▶ _Written problem_
Write out each record again exactly as it stands.

▶ _Provided entries_
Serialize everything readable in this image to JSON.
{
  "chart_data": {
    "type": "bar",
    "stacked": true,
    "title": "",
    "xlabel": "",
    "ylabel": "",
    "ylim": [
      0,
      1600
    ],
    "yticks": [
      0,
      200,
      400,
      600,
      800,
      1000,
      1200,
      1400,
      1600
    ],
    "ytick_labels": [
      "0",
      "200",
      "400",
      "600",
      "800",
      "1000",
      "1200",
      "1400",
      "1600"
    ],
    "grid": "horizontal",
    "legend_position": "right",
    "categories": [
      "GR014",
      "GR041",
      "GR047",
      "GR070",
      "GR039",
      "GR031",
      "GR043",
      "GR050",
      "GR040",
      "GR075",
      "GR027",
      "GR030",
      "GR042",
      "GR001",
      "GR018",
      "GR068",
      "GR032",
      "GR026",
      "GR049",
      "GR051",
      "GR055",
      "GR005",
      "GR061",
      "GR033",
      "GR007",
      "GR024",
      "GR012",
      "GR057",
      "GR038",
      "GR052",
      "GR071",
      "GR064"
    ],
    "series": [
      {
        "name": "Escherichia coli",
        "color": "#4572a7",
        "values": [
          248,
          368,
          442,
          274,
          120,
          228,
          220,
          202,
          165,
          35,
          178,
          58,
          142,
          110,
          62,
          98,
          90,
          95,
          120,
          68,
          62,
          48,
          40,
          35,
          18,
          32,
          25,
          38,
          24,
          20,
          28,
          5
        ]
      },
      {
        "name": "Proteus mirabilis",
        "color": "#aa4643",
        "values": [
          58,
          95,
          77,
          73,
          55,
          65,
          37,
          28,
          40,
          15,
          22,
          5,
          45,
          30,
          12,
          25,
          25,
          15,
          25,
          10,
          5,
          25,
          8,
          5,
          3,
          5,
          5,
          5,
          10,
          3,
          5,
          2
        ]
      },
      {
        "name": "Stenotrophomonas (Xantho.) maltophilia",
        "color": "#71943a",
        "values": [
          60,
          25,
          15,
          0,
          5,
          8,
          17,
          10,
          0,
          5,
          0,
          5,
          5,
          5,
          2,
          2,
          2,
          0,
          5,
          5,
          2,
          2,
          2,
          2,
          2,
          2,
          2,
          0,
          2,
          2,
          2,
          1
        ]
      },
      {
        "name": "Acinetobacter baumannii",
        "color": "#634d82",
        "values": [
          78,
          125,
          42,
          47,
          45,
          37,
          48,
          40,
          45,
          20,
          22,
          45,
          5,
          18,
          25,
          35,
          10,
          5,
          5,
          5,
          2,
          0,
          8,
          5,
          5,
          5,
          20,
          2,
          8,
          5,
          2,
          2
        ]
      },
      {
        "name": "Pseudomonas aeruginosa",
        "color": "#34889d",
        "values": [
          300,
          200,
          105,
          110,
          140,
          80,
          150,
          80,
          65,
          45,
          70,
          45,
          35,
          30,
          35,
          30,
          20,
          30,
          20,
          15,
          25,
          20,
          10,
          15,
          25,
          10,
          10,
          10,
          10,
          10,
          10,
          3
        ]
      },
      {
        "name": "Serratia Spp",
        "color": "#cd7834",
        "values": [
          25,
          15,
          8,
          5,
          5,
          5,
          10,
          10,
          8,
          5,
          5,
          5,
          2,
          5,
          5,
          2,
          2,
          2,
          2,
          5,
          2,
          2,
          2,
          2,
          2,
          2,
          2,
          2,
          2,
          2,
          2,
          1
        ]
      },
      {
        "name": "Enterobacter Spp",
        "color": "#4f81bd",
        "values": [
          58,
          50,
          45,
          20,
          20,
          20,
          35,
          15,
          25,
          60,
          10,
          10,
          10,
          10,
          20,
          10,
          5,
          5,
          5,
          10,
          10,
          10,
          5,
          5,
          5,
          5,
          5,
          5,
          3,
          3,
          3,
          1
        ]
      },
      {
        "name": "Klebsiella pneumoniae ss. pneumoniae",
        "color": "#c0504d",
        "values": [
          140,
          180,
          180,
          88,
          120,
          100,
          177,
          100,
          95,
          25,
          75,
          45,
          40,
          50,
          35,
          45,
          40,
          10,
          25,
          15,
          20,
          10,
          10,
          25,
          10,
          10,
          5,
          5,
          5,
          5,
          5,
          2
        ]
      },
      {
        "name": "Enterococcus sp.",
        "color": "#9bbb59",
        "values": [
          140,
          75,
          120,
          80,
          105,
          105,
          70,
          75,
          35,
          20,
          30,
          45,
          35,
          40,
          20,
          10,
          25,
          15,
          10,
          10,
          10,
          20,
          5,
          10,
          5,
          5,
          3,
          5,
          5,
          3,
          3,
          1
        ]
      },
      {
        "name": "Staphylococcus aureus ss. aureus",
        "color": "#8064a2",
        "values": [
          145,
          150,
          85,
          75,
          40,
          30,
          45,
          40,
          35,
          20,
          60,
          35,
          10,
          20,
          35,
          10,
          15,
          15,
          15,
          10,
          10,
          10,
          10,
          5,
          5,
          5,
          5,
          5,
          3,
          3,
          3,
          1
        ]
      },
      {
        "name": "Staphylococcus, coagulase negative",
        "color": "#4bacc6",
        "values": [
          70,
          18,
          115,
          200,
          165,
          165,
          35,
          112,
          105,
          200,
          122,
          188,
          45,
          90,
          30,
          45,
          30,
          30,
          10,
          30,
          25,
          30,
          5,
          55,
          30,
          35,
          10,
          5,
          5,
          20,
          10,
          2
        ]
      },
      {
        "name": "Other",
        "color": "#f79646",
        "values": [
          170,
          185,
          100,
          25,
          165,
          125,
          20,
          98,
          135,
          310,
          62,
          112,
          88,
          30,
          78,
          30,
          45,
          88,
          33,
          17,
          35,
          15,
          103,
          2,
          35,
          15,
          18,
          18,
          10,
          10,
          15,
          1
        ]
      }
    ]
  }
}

▶ _Exercise solution_
Serialize everything readable in this image to JSON.
{
  "chart_data": {
    "type": "bar",
    "stacked": true,
    "title": "",
    "xlabel": "",
    "ylabel": "",
    "ylim": [
      0,
      1600
    ],
    "yticks": [
      0,
      200,
      400,
      600,
      800,
      1000,
      1200,
      1400,
      1600
    ],
    "ytick_labels": [
      "0",
      "200",
      "400",
      "600",
      "800",
      "1000",
      "1200",
      "1400",
      "1600"
    ],
    "grid": "horizontal",
    "legend_position": "right",
    "categories": [
      "GR014",
      "GR041",
      "GR047",
      "GR070",
      "GR039",
      "GR031",
      "GR043",
      "GR050",
      "GR040",
      "GR075",
      "GR027",
      "GR030",
      "GR042",
      "GR001",
      "GR018",
      "GR068",
      "GR032",
      "GR026",
      "GR049",
      "GR051",
      "GR055",
      "GR005",
      "GR061",
      "GR033",
      "GR007",
      "GR024",
      "GR012",
      "GR057",
      "GR038",
      "GR052",
      "GR071",
      "GR064"
    ],
    "series": [
      {
        "name": "Escherichia coli",
        "color": "#4572a7",
        "values": [
          248,
          368,
          442,
          274,
          120,
          228,
          220,
          202,
          165,
          35,
          178,
          58,
          142,
          110,
          62,
          98,
          90,
          95,
          120,
          68,
          62,
          48,
          40,
          35,
          18,
          32,
          25,
          38,
          24,
          20,
          28,
          5
        ]
      },
      {
        "name": "Proteus mirabilis",
        "color": "#aa4643",
        "values": [
          58,
          95,
          77,
          73,
          55,
          65,
          37,
          28,
          40,
          15,
          22,
          5,
          45,
          30,
          12,
          25,
          25,
          15,
          25,
          10,
          5,
          25,
          8,
          5,
          3,
          5,
          5,
          5,
          10,
          3,
          5,
          2
        ]
      },
      {
        "name": "Stenotrophomonas (Xantho.) maltophilia",
        "color": "#71943a",
        "values": [
          60,
          25,
          15,
          0,
          5,
          8,
          17,
          10,
          0,
          5,
          0,
          5,
          5,
          5,
          2,
          2,
          2,
          0,
          5,
          5,
          2,
          2,
          2,
          2,
          2,
          2,
          2,
          0,
          2,
          2,
          2,
          1
        ]
      },
      {
        "name": "Acinetobacter baumannii",
        "color": "#634d82",
        "values": [
          78,
          125,
          42,
          47,
          45,
          37,
          48,
          40,
          45,
          20,
          22,
          45,
          5,
          18,
          25,
          35,
          10,
          5,
          5,
          5,
          2,
          0,
          8,
          5,
          5,
          5,
          20,
          2,
          8,
          5,
          2,
          2
        ]
      },
      {
        "name": "Pseudomonas aeruginosa",
        "color": "#34889d",
        "values": [
          300,
          200,
          105,
          110,
          140,
          80,
          150,
          80,
          65,
          45,
          70,
          45,
          35,
          30,
          35,
          30,
          20,
          30,
          20,
          15,
          25,
          20,
          10,
          15,
          25,
          10,
          10,
          10,
          10,
          10,
          10,
          3
        ]
      },
      {
        "name": "Serratia Spp",
        "color": "#cd7834",
        "values": [
          25,
          15,
          8,
          5,
          5,
          5,
          10,
          10,
          8,
          5,
          5,
          5,
          2,
          5,
          5,
          2,
          2,
          2,
          2,
          5,
          2,
          2,
          2,
          2,
          2,
          2,
          2,
          2,
          2,
          2,
          2,
          1
        ]
      },
      {
        "name": "Enterobacter Spp",
        "color": "#4f81bd",
        "values": [
          58,
          50,
          45,
          20,
          20,
          20,
          35,
          15,
          25,
          60,
          10,
          10,
          10,
          10,
          20,
          10,
          5,
          5,
          5,
          10,
          10,
          10,
          5,
          5,
          5,
          5,
          5,
          5,
          3,
          3,
          3,
          1
        ]
      },
      {
        "name": "Klebsiella pneumoniae ss. pneumoniae",
        "color": "#c0504d",
        "values": [
          140,
          180,
          180,
          88,
          120,
          100,
          177,
          100,
          95,
          25,
          75,
          45,
          40,
          50,
          35,
          45,
          40,
          10,
          25,
          15,
          20,
          10,
          10,
          25,
          10,
          10,
          5,
          5,
          5,
          5,
          5,
          2
        ]
      },
      {
        "name": "Enterococcus sp.",
        "color": "#9bbb59",
        "values": [
          140,
          75,
          120,
          80,
          105,
          105,
          70,
          75,
          35,
          20,
          30,
          45,
          35,
          40,
          20,
          10,
          25,
          15,
          10,
          10,
          10,
          20,
          5,
          10,
          5,
          5,
          3,
          5,
          5,
          3,
          3,
          1
        ]
      },
      {
        "name": "Staphylococcus aureus ss. aureus",
        "color": "#8064a2",
        "values": [
          145,
          150,
          85,
          75,
          40,
          30,
          45,
          40,
          35,
          20,
          60,
          35,
          10,
          20,
          35,
          10,
          15,
          15,
          15,
          10,
          10,
          10,
          10,
          5,
          5,
          5,
          5,
          5,
          3,
          3,
          3,
          1
        ]
      },
      {
        "name": "Staphylococcus, coagulase negative",
        "color": "#4bacc6",
        "values": [
          70,
          18,
          115,
          200,
          165,
          165,
          35,
          112,
          105,
          200,
          122,
          188,
          45,
          90,
          30,
          45,
          30,
          30,
          10,
          30,
          25,
          30,
          5,
          55,
          30,
          35,
          10,
          5,
          5,
          20,
          10,
          2
        ]
      },
      {
        "name": "Other",
        "color": "#f79646",
        "values": [
          170,
          185,
          100,
          25,
          165,
          125,
          20,
          98,
          135,
          310,
          62,
          112,
          88,
          30,
          78,
          30,
          45,
          88,
          33,
          17,
          35,
          15,
          103,
          2,
          35,
          15,
          18,
          18,
          10,
          10,
          15,
          1
        ]
      }
    ]
  }
}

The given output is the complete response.